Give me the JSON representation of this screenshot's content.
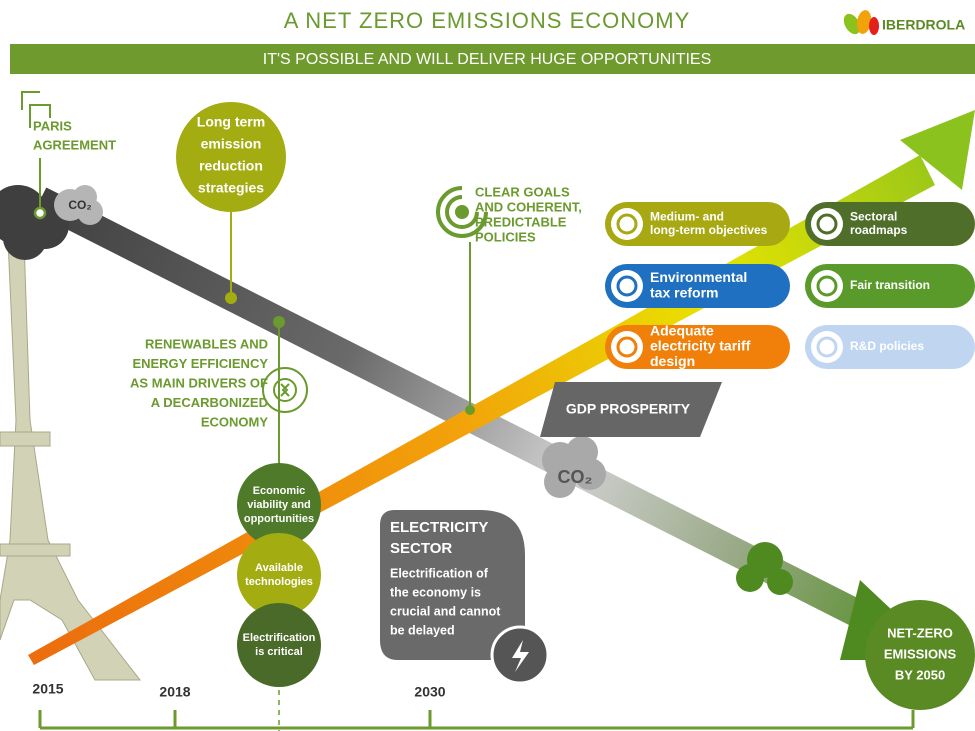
{
  "header": {
    "title": "A NET ZERO EMISSIONS ECONOMY",
    "logo": "IBERDROLA",
    "subtitle": "IT'S POSSIBLE AND WILL DELIVER HUGE OPPORTUNITIES"
  },
  "paris": {
    "lines": [
      "PARIS",
      "AGREEMENT"
    ]
  },
  "co2_start": "CO₂",
  "strategies": {
    "lines": [
      "Long term",
      "emission",
      "reduction",
      "strategies"
    ]
  },
  "renewables": {
    "lines": [
      "RENEWABLES AND",
      "ENERGY EFFICIENCY",
      "AS MAIN DRIVERS OF",
      "A DECARBONIZED",
      "ECONOMY"
    ]
  },
  "circles": [
    {
      "lines": [
        "Economic",
        "viability and",
        "opportunities"
      ]
    },
    {
      "lines": [
        "Available",
        "technologies"
      ]
    },
    {
      "lines": [
        "Electrification",
        "is critical"
      ]
    }
  ],
  "policies": {
    "lines": [
      "CLEAR GOALS",
      "AND COHERENT,",
      "PREDICTABLE",
      "POLICIES"
    ]
  },
  "pills": [
    {
      "lines": [
        "Medium- and",
        "long-term objectives"
      ]
    },
    {
      "lines": [
        "Environmental",
        "tax reform"
      ]
    },
    {
      "lines": [
        "Adequate",
        "electricity tariff",
        "design"
      ]
    },
    {
      "lines": [
        "Sectoral",
        "roadmaps"
      ]
    },
    {
      "lines": [
        "Fair transition"
      ]
    },
    {
      "lines": [
        "R&D policies"
      ]
    }
  ],
  "gdp": "GDP PROSPERITY",
  "co2_end": "CO₂",
  "electricity": {
    "title": [
      "ELECTRICITY",
      "SECTOR"
    ],
    "lines": [
      "Electrification of",
      "the economy is",
      "crucial and cannot",
      "be delayed"
    ]
  },
  "net_zero": {
    "lines": [
      "NET-ZERO",
      "EMISSIONS",
      "BY 2050"
    ]
  },
  "timeline": [
    "2015",
    "2018",
    "2030"
  ]
}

• • •

Problem: Each record above is to be restated exactly, with its pictures removed from the copy.

Exercise answer:
Give me the JSON representation of this screenshot's content.
{
  "header": {
    "title": "A NET ZERO EMISSIONS ECONOMY",
    "logo": "IBERDROLA",
    "subtitle": "IT'S POSSIBLE AND WILL DELIVER HUGE OPPORTUNITIES"
  },
  "paris": {
    "lines": [
      "PARIS",
      "AGREEMENT"
    ]
  },
  "co2_start": "CO₂",
  "strategies": {
    "lines": [
      "Long term",
      "emission",
      "reduction",
      "strategies"
    ]
  },
  "renewables": {
    "lines": [
      "RENEWABLES AND",
      "ENERGY EFFICIENCY",
      "AS MAIN DRIVERS OF",
      "A DECARBONIZED",
      "ECONOMY"
    ]
  },
  "circles": [
    {
      "lines": [
        "Economic",
        "viability and",
        "opportunities"
      ]
    },
    {
      "lines": [
        "Available",
        "technologies"
      ]
    },
    {
      "lines": [
        "Electrification",
        "is critical"
      ]
    }
  ],
  "policies": {
    "lines": [
      "CLEAR GOALS",
      "AND COHERENT,",
      "PREDICTABLE",
      "POLICIES"
    ]
  },
  "pills": [
    {
      "lines": [
        "Medium- and",
        "long-term objectives"
      ]
    },
    {
      "lines": [
        "Environmental",
        "tax reform"
      ]
    },
    {
      "lines": [
        "Adequate",
        "electricity tariff",
        "design"
      ]
    },
    {
      "lines": [
        "Sectoral",
        "roadmaps"
      ]
    },
    {
      "lines": [
        "Fair transition"
      ]
    },
    {
      "lines": [
        "R&D policies"
      ]
    }
  ],
  "gdp": "GDP PROSPERITY",
  "co2_end": "CO₂",
  "electricity": {
    "title": [
      "ELECTRICITY",
      "SECTOR"
    ],
    "lines": [
      "Electrification of",
      "the economy is",
      "crucial and cannot",
      "be delayed"
    ]
  },
  "net_zero": {
    "lines": [
      "NET-ZERO",
      "EMISSIONS",
      "BY 2050"
    ]
  },
  "timeline": [
    "2015",
    "2018",
    "2030"
  ]
}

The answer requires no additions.